Written request A:
Please copy the album passage word for word from "Live at River Plate is" to "death in 2017.".
Written request B:
Answer these questions from the album passage, one per line:
(i) On what date was the album released?
(ii) At which stadium and in which city was the concert recorded?
(iii) Who reviewed the album for Allmusic?

Passage given:
— BEGIN —

Live at River Plate is a live album by Australian hard rock band AC/DC, released on 19 November 2012.

The album was recorded during AC/DC's Black Ice World Tour on 4 December 2009 at River Plate Stadium in Buenos Aires. Video footage from the same concert was previously officially released in May 2011 on DVD and Blu-ray as Live at River Plate. This is the band's final live album to feature original rhythm guitarist and co-founder Malcolm Young before his retirement in 2014 due to his health and death in 2017.

Critical and commercial response
The album received mixed to positive reviews from publications such as Allmusic, for which Stephen Thomas Erlewine stated that while the band's vocalist, "Brian Johnson[,] sounds a little worse for wear" still "the brothers Young, Cliff Williams, and Phil Rudd remain as solid as a boulder". Newer songs such as "Rock 'n' Roll Train", in Erlewine's opinion, fit in perfectly alongside AC/DC's earlier work that that group continues to play. He praised the band overall for providing "a heavy dose of heavy rock & roll" even after decades of performing.

— END —

Data rows:
— BEGIN —

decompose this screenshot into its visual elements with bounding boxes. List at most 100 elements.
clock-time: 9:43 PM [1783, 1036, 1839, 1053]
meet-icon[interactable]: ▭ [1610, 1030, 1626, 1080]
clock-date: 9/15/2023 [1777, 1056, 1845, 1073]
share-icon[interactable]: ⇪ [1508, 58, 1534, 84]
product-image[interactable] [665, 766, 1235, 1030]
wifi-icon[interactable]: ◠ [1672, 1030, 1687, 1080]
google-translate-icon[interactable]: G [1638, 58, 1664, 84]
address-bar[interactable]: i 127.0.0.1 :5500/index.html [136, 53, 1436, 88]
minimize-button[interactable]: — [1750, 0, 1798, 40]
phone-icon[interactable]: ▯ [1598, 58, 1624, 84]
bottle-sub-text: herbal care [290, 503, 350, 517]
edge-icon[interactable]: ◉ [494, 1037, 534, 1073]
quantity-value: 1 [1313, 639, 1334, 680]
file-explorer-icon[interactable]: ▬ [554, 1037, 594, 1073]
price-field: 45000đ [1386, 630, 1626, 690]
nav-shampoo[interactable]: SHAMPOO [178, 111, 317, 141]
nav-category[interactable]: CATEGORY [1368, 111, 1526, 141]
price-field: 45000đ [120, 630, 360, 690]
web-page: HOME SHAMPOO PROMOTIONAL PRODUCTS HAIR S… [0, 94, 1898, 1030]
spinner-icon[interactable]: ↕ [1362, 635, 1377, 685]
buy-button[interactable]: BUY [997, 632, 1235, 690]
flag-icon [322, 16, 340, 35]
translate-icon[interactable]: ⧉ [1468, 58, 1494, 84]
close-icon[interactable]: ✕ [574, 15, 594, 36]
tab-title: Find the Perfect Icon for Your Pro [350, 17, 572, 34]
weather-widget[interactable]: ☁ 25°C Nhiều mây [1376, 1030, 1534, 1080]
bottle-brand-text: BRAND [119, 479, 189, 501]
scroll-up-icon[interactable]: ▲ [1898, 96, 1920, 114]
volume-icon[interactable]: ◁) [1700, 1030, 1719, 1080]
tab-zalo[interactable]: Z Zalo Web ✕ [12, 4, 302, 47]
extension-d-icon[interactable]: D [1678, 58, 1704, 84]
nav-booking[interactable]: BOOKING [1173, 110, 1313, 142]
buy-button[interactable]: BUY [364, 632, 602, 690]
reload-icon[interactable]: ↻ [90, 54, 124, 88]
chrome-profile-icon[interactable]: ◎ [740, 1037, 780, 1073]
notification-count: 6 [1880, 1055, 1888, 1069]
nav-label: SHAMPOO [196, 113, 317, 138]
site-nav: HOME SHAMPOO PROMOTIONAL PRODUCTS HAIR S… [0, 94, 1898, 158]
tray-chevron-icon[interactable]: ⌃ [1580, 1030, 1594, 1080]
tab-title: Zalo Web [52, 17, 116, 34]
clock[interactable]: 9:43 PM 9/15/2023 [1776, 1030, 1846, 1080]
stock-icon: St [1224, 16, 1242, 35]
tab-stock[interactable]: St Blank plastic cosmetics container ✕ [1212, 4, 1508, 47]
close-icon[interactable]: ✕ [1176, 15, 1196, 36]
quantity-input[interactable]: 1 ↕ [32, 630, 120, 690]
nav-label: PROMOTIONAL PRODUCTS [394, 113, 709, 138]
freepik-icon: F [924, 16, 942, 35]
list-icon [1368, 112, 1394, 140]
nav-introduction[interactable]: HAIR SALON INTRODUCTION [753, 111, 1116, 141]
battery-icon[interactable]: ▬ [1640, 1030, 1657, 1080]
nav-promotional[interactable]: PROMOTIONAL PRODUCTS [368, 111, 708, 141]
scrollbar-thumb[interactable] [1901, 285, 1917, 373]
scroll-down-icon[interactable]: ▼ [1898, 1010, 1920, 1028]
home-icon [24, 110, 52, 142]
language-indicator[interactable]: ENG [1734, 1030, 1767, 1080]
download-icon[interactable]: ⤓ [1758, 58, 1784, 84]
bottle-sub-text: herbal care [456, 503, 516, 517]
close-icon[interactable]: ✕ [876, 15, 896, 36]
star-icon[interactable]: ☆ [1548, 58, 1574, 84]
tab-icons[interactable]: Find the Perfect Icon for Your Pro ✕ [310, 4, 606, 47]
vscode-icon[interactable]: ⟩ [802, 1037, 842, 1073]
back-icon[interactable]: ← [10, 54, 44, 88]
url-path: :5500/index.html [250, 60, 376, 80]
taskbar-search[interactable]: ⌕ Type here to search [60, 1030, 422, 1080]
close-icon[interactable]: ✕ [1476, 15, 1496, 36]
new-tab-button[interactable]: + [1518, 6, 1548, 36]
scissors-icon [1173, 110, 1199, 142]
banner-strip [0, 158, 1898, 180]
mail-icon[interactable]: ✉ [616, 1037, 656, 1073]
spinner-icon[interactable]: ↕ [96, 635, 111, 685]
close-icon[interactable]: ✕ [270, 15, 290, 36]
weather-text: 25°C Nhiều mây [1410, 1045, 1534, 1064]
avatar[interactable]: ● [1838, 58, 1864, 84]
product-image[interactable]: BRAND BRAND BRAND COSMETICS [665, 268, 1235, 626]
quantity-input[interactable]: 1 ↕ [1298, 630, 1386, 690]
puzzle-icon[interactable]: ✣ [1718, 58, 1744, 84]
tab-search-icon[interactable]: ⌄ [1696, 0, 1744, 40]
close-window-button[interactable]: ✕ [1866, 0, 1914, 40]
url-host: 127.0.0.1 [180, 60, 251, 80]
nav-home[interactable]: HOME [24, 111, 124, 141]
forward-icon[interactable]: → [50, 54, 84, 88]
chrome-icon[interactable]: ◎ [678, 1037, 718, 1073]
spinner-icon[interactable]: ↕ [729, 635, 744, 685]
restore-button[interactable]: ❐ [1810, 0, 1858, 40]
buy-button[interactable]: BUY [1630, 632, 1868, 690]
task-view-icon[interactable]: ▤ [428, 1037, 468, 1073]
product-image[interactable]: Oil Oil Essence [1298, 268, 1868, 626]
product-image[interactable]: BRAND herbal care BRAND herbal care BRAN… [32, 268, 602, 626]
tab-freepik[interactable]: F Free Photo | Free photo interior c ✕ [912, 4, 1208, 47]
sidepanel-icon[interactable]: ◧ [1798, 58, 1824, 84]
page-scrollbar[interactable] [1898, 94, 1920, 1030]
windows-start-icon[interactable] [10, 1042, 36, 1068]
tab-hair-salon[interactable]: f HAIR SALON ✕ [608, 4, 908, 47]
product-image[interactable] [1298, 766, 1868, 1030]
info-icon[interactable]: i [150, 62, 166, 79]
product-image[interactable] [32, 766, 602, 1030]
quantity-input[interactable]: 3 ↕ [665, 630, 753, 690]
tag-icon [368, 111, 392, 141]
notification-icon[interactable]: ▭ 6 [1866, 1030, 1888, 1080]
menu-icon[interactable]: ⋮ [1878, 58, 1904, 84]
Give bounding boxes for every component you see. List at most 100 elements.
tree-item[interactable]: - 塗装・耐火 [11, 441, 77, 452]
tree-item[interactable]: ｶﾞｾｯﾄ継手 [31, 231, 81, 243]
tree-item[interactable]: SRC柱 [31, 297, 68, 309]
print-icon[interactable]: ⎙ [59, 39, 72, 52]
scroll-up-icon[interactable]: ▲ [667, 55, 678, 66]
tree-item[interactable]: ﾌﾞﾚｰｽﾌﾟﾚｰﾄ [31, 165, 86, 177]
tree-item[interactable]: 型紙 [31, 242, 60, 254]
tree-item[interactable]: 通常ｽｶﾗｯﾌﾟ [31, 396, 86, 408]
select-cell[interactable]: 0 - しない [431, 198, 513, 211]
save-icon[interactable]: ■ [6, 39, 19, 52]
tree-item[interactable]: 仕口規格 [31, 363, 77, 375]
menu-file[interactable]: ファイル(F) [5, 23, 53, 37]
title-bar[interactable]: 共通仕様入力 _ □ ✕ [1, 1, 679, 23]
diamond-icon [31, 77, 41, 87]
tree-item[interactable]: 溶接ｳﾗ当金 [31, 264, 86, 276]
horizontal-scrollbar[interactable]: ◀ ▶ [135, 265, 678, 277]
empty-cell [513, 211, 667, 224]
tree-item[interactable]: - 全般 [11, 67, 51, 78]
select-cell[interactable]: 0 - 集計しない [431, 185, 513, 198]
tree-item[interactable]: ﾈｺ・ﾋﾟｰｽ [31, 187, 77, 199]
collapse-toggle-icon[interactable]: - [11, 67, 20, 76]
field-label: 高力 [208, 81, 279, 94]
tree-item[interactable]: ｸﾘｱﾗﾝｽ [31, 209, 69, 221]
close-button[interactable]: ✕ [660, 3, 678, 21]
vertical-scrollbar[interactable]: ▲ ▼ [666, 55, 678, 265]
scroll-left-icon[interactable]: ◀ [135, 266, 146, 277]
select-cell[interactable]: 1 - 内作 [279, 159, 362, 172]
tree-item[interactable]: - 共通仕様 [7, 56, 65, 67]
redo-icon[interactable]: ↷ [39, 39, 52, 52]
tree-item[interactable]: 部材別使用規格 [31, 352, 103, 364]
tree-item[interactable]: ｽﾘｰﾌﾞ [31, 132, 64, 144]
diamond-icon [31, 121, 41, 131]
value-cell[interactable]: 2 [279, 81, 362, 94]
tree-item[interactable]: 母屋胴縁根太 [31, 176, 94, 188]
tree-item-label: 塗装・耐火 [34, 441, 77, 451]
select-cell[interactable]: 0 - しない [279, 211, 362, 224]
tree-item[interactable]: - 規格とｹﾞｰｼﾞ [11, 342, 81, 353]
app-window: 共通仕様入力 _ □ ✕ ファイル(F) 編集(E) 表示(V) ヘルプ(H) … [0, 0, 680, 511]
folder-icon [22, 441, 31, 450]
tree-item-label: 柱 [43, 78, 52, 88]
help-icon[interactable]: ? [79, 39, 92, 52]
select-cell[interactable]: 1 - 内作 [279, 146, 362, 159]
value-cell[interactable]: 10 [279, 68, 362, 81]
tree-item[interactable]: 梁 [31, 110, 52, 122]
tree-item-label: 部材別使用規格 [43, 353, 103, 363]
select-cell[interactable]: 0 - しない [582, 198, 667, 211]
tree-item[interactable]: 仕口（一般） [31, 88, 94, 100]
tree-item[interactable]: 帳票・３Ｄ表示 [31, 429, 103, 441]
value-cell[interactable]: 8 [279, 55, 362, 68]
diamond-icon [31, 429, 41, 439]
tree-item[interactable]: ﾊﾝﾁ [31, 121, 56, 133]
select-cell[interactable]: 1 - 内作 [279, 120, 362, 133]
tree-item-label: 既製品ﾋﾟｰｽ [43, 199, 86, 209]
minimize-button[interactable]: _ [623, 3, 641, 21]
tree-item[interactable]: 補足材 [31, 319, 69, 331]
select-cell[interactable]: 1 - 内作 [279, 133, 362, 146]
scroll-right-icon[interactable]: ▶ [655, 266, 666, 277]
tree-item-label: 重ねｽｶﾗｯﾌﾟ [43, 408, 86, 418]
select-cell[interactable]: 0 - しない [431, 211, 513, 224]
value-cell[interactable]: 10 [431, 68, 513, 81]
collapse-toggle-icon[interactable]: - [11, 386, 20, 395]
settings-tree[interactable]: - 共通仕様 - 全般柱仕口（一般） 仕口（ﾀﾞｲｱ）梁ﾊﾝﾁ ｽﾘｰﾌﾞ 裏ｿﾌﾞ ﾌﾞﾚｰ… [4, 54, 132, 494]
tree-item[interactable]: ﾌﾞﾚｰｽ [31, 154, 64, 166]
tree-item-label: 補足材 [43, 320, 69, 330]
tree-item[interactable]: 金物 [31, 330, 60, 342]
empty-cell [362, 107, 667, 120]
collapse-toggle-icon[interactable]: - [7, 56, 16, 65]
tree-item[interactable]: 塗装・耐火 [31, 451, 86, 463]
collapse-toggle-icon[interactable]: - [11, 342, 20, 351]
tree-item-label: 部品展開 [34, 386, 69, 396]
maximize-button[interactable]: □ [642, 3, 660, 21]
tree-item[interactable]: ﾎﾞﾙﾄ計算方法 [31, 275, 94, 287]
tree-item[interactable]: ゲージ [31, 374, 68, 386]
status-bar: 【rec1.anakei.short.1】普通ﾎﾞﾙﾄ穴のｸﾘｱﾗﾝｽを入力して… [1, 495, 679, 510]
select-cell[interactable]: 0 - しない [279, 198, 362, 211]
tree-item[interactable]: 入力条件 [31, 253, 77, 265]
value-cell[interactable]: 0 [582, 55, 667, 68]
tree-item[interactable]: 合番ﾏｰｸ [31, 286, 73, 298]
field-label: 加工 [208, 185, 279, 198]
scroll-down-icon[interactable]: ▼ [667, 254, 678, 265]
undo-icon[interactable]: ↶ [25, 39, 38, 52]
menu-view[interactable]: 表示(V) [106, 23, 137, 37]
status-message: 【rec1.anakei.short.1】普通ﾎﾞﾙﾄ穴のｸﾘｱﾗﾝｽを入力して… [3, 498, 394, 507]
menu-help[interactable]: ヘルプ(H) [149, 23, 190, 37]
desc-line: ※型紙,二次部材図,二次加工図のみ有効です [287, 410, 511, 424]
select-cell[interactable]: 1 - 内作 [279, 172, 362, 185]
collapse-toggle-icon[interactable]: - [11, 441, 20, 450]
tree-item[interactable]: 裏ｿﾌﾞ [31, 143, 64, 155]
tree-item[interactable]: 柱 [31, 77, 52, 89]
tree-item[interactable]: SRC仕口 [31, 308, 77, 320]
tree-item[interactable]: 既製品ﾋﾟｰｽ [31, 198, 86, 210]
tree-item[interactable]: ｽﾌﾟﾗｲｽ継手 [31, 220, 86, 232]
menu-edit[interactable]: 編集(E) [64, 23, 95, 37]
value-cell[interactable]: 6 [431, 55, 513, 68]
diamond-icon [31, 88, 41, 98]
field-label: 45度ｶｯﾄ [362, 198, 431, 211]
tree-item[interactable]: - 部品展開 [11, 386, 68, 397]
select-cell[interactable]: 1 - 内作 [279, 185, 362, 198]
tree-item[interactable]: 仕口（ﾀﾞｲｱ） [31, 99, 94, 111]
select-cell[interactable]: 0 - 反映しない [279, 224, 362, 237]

— END —

Full solution A:
Live at River Plate is a live album by Australian hard rock band AC/DC, released on 19 November 2012.

The album was recorded during AC/DC's Black Ice World Tour on 4 December 2009 at River Plate Stadium in Buenos Aires. Video footage from the same concert was previously officially released in May 2011 on DVD and Blu-ray as Live at River Plate. This is the band's final live album to feature original rhythm guitarist and co-founder Malcolm Young before his retirement in 2014 due to his health and death in 2017.

Full solution B:
(i) 19 November 2012
(ii) River Plate Stadium in Buenos Aires
(iii) Stephen Thomas Erlewine